>> BEGIN
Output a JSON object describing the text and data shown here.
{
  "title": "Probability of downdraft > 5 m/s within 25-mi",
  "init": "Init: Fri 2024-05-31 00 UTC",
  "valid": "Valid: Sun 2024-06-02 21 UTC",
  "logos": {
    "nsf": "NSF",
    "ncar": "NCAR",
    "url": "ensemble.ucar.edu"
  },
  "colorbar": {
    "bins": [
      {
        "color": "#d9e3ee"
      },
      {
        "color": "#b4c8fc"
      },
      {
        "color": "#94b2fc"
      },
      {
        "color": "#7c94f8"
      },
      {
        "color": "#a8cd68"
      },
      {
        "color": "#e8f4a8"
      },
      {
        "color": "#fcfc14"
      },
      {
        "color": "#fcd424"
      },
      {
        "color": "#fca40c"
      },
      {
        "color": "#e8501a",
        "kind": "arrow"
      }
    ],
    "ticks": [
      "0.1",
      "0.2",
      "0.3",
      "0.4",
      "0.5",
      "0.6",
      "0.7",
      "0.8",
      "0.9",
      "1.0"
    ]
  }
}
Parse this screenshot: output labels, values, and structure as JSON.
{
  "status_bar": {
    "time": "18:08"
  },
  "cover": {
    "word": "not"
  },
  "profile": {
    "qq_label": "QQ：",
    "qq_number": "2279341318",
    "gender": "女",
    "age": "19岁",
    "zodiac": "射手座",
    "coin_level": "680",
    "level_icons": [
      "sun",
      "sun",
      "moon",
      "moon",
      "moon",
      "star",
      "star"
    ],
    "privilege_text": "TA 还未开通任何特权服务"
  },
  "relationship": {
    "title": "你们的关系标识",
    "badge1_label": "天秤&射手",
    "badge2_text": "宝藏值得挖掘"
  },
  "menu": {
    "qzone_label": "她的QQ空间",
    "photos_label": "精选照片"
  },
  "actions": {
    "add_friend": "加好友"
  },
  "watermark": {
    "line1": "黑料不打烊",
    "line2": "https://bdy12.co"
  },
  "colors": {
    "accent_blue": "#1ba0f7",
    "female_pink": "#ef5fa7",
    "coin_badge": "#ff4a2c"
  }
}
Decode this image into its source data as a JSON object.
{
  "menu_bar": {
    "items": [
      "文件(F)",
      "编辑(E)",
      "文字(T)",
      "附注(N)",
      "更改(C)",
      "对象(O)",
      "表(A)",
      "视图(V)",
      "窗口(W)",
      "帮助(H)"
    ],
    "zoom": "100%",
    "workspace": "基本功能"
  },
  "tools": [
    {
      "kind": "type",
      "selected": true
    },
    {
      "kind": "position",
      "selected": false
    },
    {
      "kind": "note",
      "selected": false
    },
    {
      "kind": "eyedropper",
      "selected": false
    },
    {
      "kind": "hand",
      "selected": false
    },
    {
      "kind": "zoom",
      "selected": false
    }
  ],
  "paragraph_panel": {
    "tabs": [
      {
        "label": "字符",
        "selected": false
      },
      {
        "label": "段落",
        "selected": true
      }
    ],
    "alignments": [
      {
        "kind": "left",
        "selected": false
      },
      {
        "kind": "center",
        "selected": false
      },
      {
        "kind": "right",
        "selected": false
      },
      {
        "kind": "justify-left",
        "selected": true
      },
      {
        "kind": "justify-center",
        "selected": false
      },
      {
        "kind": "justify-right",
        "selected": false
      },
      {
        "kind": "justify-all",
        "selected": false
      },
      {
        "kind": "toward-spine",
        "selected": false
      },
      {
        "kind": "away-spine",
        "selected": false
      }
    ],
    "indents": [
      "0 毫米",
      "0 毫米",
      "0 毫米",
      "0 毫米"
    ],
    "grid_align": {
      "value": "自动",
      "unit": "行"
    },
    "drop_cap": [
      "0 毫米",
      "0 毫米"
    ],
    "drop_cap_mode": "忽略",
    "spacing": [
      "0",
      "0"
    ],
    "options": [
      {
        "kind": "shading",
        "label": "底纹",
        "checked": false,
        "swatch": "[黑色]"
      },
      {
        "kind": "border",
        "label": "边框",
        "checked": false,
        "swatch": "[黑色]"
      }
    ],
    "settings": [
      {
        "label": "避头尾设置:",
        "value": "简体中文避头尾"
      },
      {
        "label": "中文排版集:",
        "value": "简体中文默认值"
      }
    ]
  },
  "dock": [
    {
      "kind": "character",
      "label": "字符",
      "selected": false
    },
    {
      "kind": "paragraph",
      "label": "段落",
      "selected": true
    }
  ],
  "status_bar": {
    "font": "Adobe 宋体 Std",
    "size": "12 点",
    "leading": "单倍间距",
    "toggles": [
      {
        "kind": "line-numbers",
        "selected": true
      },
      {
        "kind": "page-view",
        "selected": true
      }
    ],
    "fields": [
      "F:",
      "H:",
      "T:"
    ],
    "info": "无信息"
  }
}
>> END
Goal:
Emit the records above again, exactly, with no line skipped.

Written reply:
Output a JSON object describing the text and data shown here.
{
  "title": "Probability of downdraft > 5 m/s within 25-mi",
  "init": "Init: Fri 2024-05-31 00 UTC",
  "valid": "Valid: Sun 2024-06-02 21 UTC",
  "logos": {
    "nsf": "NSF",
    "ncar": "NCAR",
    "url": "ensemble.ucar.edu"
  },
  "colorbar": {
    "bins": [
      {
        "color": "#d9e3ee"
      },
      {
        "color": "#b4c8fc"
      },
      {
        "color": "#94b2fc"
      },
      {
        "color": "#7c94f8"
      },
      {
        "color": "#a8cd68"
      },
      {
        "color": "#e8f4a8"
      },
      {
        "color": "#fcfc14"
      },
      {
        "color": "#fcd424"
      },
      {
        "color": "#fca40c"
      },
      {
        "color": "#e8501a",
        "kind": "arrow"
      }
    ],
    "ticks": [
      "0.1",
      "0.2",
      "0.3",
      "0.4",
      "0.5",
      "0.6",
      "0.7",
      "0.8",
      "0.9",
      "1.0"
    ]
  }
}
Parse this screenshot: output labels, values, and structure as JSON.
{
  "status_bar": {
    "time": "18:08"
  },
  "cover": {
    "word": "not"
  },
  "profile": {
    "qq_label": "QQ：",
    "qq_number": "2279341318",
    "gender": "女",
    "age": "19岁",
    "zodiac": "射手座",
    "coin_level": "680",
    "level_icons": [
      "sun",
      "sun",
      "moon",
      "moon",
      "moon",
      "star",
      "star"
    ],
    "privilege_text": "TA 还未开通任何特权服务"
  },
  "relationship": {
    "title": "你们的关系标识",
    "badge1_label": "天秤&射手",
    "badge2_text": "宝藏值得挖掘"
  },
  "menu": {
    "qzone_label": "她的QQ空间",
    "photos_label": "精选照片"
  },
  "actions": {
    "add_friend": "加好友"
  },
  "watermark": {
    "line1": "黑料不打烊",
    "line2": "https://bdy12.co"
  },
  "colors": {
    "accent_blue": "#1ba0f7",
    "female_pink": "#ef5fa7",
    "coin_badge": "#ff4a2c"
  }
}
Decode this image into its source data as a JSON object.
{
  "menu_bar": {
    "items": [
      "文件(F)",
      "编辑(E)",
      "文字(T)",
      "附注(N)",
      "更改(C)",
      "对象(O)",
      "表(A)",
      "视图(V)",
      "窗口(W)",
      "帮助(H)"
    ],
    "zoom": "100%",
    "workspace": "基本功能"
  },
  "tools": [
    {
      "kind": "type",
      "selected": true
    },
    {
      "kind": "position",
      "selected": false
    },
    {
      "kind": "note",
      "selected": false
    },
    {
      "kind": "eyedropper",
      "selected": false
    },
    {
      "kind": "hand",
      "selected": false
    },
    {
      "kind": "zoom",
      "selected": false
    }
  ],
  "paragraph_panel": {
    "tabs": [
      {
        "label": "字符",
        "selected": false
      },
      {
        "label": "段落",
        "selected": true
      }
    ],
    "alignments": [
      {
        "kind": "left",
        "selected": false
      },
      {
        "kind": "center",
        "selected": false
      },
      {
        "kind": "right",
        "selected": false
      },
      {
        "kind": "justify-left",
        "selected": true
      },
      {
        "kind": "justify-center",
        "selected": false
      },
      {
        "kind": "justify-right",
        "selected": false
      },
      {
        "kind": "justify-all",
        "selected": false
      },
      {
        "kind": "toward-spine",
        "selected": false
      },
      {
        "kind": "away-spine",
        "selected": false
      }
    ],
    "indents": [
      "0 毫米",
      "0 毫米",
      "0 毫米",
      "0 毫米"
    ],
    "grid_align": {
      "value": "自动",
      "unit": "行"
    },
    "drop_cap": [
      "0 毫米",
      "0 毫米"
    ],
    "drop_cap_mode": "忽略",
    "spacing": [
      "0",
      "0"
    ],
    "options": [
      {
        "kind": "shading",
        "label": "底纹",
        "checked": false,
        "swatch": "[黑色]"
      },
      {
        "kind": "border",
        "label": "边框",
        "checked": false,
        "swatch": "[黑色]"
      }
    ],
    "settings": [
      {
        "label": "避头尾设置:",
        "value": "简体中文避头尾"
      },
      {
        "label": "中文排版集:",
        "value": "简体中文默认值"
      }
    ]
  },
  "dock": [
    {
      "kind": "character",
      "label": "字符",
      "selected": false
    },
    {
      "kind": "paragraph",
      "label": "段落",
      "selected": true
    }
  ],
  "status_bar": {
    "font": "Adobe 宋体 Std",
    "size": "12 点",
    "leading": "单倍间距",
    "toggles": [
      {
        "kind": "line-numbers",
        "selected": true
      },
      {
        "kind": "page-view",
        "selected": true
      }
    ],
    "fields": [
      "F:",
      "H:",
      "T:"
    ],
    "info": "无信息"
  }
}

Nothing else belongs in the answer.